— Begin —

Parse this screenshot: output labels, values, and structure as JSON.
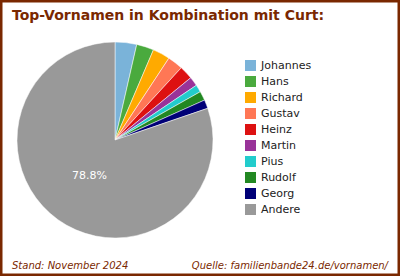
{
  "chart_data": {
    "type": "pie",
    "title": "Top-Vornamen in Kombination mit Curt:",
    "categories": [
      "Johannes",
      "Hans",
      "Richard",
      "Gustav",
      "Heinz",
      "Martin",
      "Pius",
      "Rudolf",
      "Georg",
      "Andere"
    ],
    "values": [
      3.5,
      2.8,
      2.8,
      2.5,
      2.2,
      1.5,
      1.2,
      1.5,
      1.4,
      78.8
    ],
    "value_labels": [
      null,
      null,
      null,
      null,
      null,
      null,
      null,
      null,
      null,
      "78.8%"
    ],
    "colors": [
      "#7ab3d9",
      "#4aaa3e",
      "#ffaa00",
      "#ff7755",
      "#dd1111",
      "#993399",
      "#22cccc",
      "#228822",
      "#000077",
      "#999999"
    ],
    "legend": "right",
    "annotations": [
      "Stand: November 2024",
      "Quelle: familienbande24.de/vornamen/"
    ]
  }
}
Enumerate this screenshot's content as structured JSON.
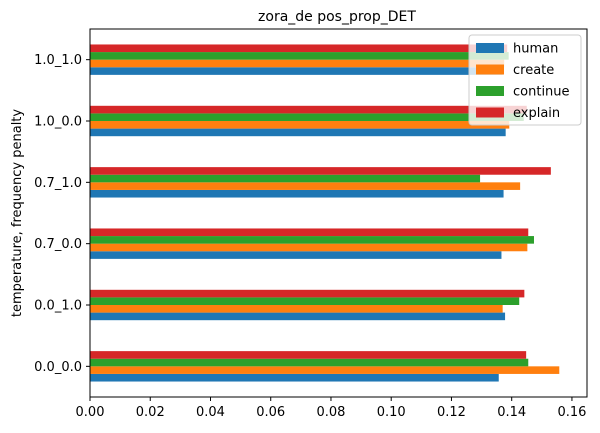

— End —

CHALLENGE
Identify every line holding the word "values" and copy it out.

CORRECT OUTPUT
Parse this screenshot: output labels, values, and structure as JSON.
    "values": [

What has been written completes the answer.